» **Exercise requirements**
Could you write out every record below exactly, leaving out any pictures?

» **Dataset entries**
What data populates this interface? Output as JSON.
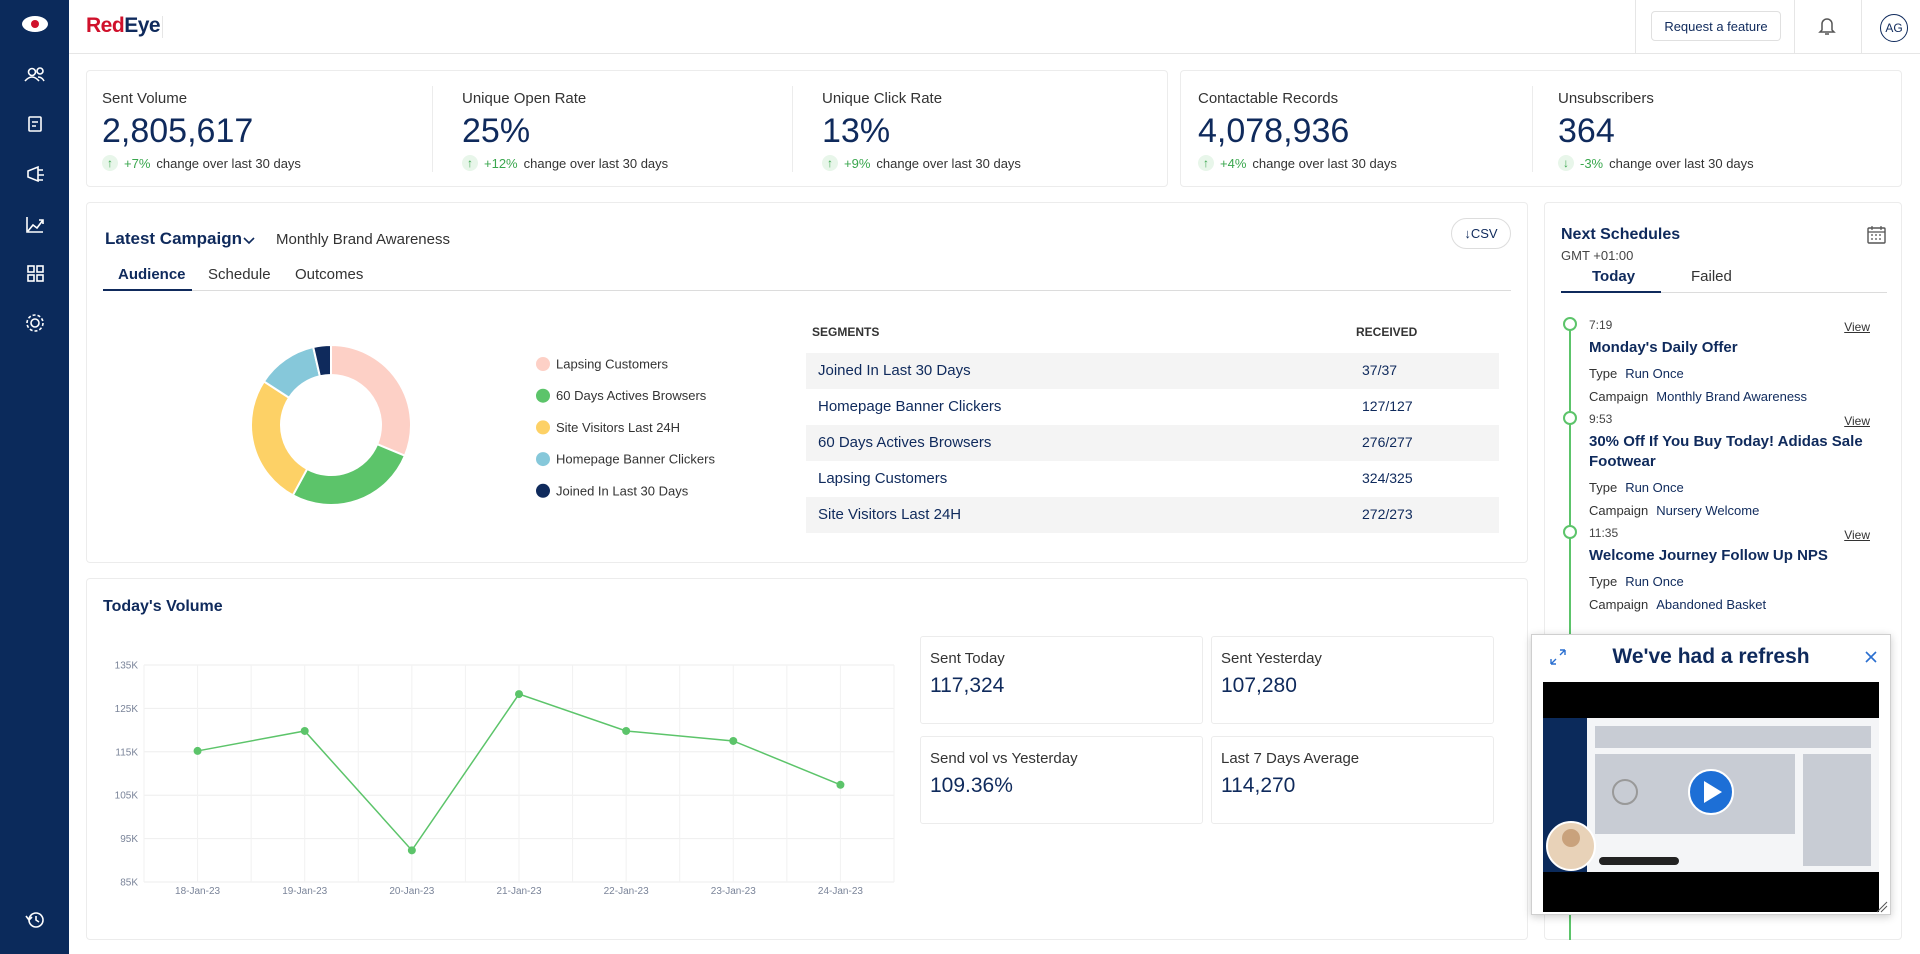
{
  "header": {
    "logo": [
      "Red",
      "Eye"
    ],
    "request_button": "Request a feature",
    "avatar": "AG"
  },
  "kpis": [
    {
      "label": "Sent Volume",
      "value": "2,805,617",
      "change": "+7%",
      "change_text": "change over last 30 days"
    },
    {
      "label": "Unique Open Rate",
      "value": "25%",
      "change": "+12%",
      "change_text": "change over last 30 days"
    },
    {
      "label": "Unique Click Rate",
      "value": "13%",
      "change": "+9%",
      "change_text": "change over last 30 days"
    },
    {
      "label": "Contactable Records",
      "value": "4,078,936",
      "change": "+4%",
      "change_text": "change over last 30 days"
    },
    {
      "label": "Unsubscribers",
      "value": "364",
      "change": "-3%",
      "change_text": "change over last 30 days"
    }
  ],
  "campaign": {
    "title": "Latest Campaign",
    "name": "Monthly Brand Awareness",
    "csv": "CSV",
    "tabs": [
      "Audience",
      "Schedule",
      "Outcomes"
    ],
    "donut": {
      "type": "donut",
      "categories": [
        "Lapsing Customers",
        "60 Days Actives Browsers",
        "Site Visitors Last 24H",
        "Homepage Banner Clickers",
        "Joined In Last 30 Days"
      ],
      "values": [
        324,
        276,
        272,
        127,
        37
      ],
      "colors": [
        "#fdd0c6",
        "#5cc46a",
        "#fdd166",
        "#86c8da",
        "#0f2a5c"
      ]
    },
    "table": {
      "headers": [
        "SEGMENTS",
        "RECEIVED"
      ],
      "rows": [
        [
          "Joined In Last 30 Days",
          "37/37"
        ],
        [
          "Homepage Banner Clickers",
          "127/127"
        ],
        [
          "60 Days Actives Browsers",
          "276/277"
        ],
        [
          "Lapsing Customers",
          "324/325"
        ],
        [
          "Site Visitors Last 24H",
          "272/273"
        ]
      ]
    }
  },
  "volume": {
    "title": "Today's Volume",
    "chart": {
      "type": "line",
      "categories": [
        "18-Jan-23",
        "19-Jan-23",
        "20-Jan-23",
        "21-Jan-23",
        "22-Jan-23",
        "23-Jan-23",
        "24-Jan-23"
      ],
      "values": [
        115200,
        119800,
        92300,
        128300,
        119800,
        117500,
        107400
      ],
      "color": "#5cc46a",
      "ylim": [
        85000,
        135000
      ],
      "yticks": [
        {
          "value": 85000,
          "label": "85K"
        },
        {
          "value": 95000,
          "label": "95K"
        },
        {
          "value": 105000,
          "label": "105K"
        },
        {
          "value": 115000,
          "label": "115K"
        },
        {
          "value": 125000,
          "label": "125K"
        },
        {
          "value": 135000,
          "label": "135K"
        }
      ],
      "grid": true
    },
    "stats": [
      {
        "label": "Sent Today",
        "value": "117,324"
      },
      {
        "label": "Sent Yesterday",
        "value": "107,280"
      },
      {
        "label": "Send vol vs Yesterday",
        "value": "109.36%"
      },
      {
        "label": "Last 7 Days Average",
        "value": "114,270"
      }
    ]
  },
  "schedules": {
    "title": "Next Schedules",
    "timezone": "GMT +01:00",
    "tabs": [
      "Today",
      "Failed"
    ],
    "items": [
      {
        "time": "7:19",
        "title": "Monday's Daily Offer",
        "type_label": "Type",
        "type": "Run Once",
        "campaign_label": "Campaign",
        "campaign": "Monthly Brand Awareness",
        "action": "View"
      },
      {
        "time": "9:53",
        "title": "30% Off If You Buy Today! Adidas Sale Footwear",
        "type_label": "Type",
        "type": "Run Once",
        "campaign_label": "Campaign",
        "campaign": "Nursery Welcome",
        "action": "View"
      },
      {
        "time": "11:35",
        "title": "Welcome Journey Follow Up NPS",
        "type_label": "Type",
        "type": "Run Once",
        "campaign_label": "Campaign",
        "campaign": "Abandoned Basket",
        "action": "View"
      }
    ]
  },
  "popup": {
    "title": "We've had a refresh"
  }
}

» **Result below**
What data populates this interface? Output as JSON.
{
  "header": {
    "logo": [
      "Red",
      "Eye"
    ],
    "request_button": "Request a feature",
    "avatar": "AG"
  },
  "kpis": [
    {
      "label": "Sent Volume",
      "value": "2,805,617",
      "change": "+7%",
      "change_text": "change over last 30 days"
    },
    {
      "label": "Unique Open Rate",
      "value": "25%",
      "change": "+12%",
      "change_text": "change over last 30 days"
    },
    {
      "label": "Unique Click Rate",
      "value": "13%",
      "change": "+9%",
      "change_text": "change over last 30 days"
    },
    {
      "label": "Contactable Records",
      "value": "4,078,936",
      "change": "+4%",
      "change_text": "change over last 30 days"
    },
    {
      "label": "Unsubscribers",
      "value": "364",
      "change": "-3%",
      "change_text": "change over last 30 days"
    }
  ],
  "campaign": {
    "title": "Latest Campaign",
    "name": "Monthly Brand Awareness",
    "csv": "CSV",
    "tabs": [
      "Audience",
      "Schedule",
      "Outcomes"
    ],
    "donut": {
      "type": "donut",
      "categories": [
        "Lapsing Customers",
        "60 Days Actives Browsers",
        "Site Visitors Last 24H",
        "Homepage Banner Clickers",
        "Joined In Last 30 Days"
      ],
      "values": [
        324,
        276,
        272,
        127,
        37
      ],
      "colors": [
        "#fdd0c6",
        "#5cc46a",
        "#fdd166",
        "#86c8da",
        "#0f2a5c"
      ]
    },
    "table": {
      "headers": [
        "SEGMENTS",
        "RECEIVED"
      ],
      "rows": [
        [
          "Joined In Last 30 Days",
          "37/37"
        ],
        [
          "Homepage Banner Clickers",
          "127/127"
        ],
        [
          "60 Days Actives Browsers",
          "276/277"
        ],
        [
          "Lapsing Customers",
          "324/325"
        ],
        [
          "Site Visitors Last 24H",
          "272/273"
        ]
      ]
    }
  },
  "volume": {
    "title": "Today's Volume",
    "chart": {
      "type": "line",
      "categories": [
        "18-Jan-23",
        "19-Jan-23",
        "20-Jan-23",
        "21-Jan-23",
        "22-Jan-23",
        "23-Jan-23",
        "24-Jan-23"
      ],
      "values": [
        115200,
        119800,
        92300,
        128300,
        119800,
        117500,
        107400
      ],
      "color": "#5cc46a",
      "ylim": [
        85000,
        135000
      ],
      "yticks": [
        {
          "value": 85000,
          "label": "85K"
        },
        {
          "value": 95000,
          "label": "95K"
        },
        {
          "value": 105000,
          "label": "105K"
        },
        {
          "value": 115000,
          "label": "115K"
        },
        {
          "value": 125000,
          "label": "125K"
        },
        {
          "value": 135000,
          "label": "135K"
        }
      ],
      "grid": true
    },
    "stats": [
      {
        "label": "Sent Today",
        "value": "117,324"
      },
      {
        "label": "Sent Yesterday",
        "value": "107,280"
      },
      {
        "label": "Send vol vs Yesterday",
        "value": "109.36%"
      },
      {
        "label": "Last 7 Days Average",
        "value": "114,270"
      }
    ]
  },
  "schedules": {
    "title": "Next Schedules",
    "timezone": "GMT +01:00",
    "tabs": [
      "Today",
      "Failed"
    ],
    "items": [
      {
        "time": "7:19",
        "title": "Monday's Daily Offer",
        "type_label": "Type",
        "type": "Run Once",
        "campaign_label": "Campaign",
        "campaign": "Monthly Brand Awareness",
        "action": "View"
      },
      {
        "time": "9:53",
        "title": "30% Off If You Buy Today! Adidas Sale Footwear",
        "type_label": "Type",
        "type": "Run Once",
        "campaign_label": "Campaign",
        "campaign": "Nursery Welcome",
        "action": "View"
      },
      {
        "time": "11:35",
        "title": "Welcome Journey Follow Up NPS",
        "type_label": "Type",
        "type": "Run Once",
        "campaign_label": "Campaign",
        "campaign": "Abandoned Basket",
        "action": "View"
      }
    ]
  },
  "popup": {
    "title": "We've had a refresh"
  }
}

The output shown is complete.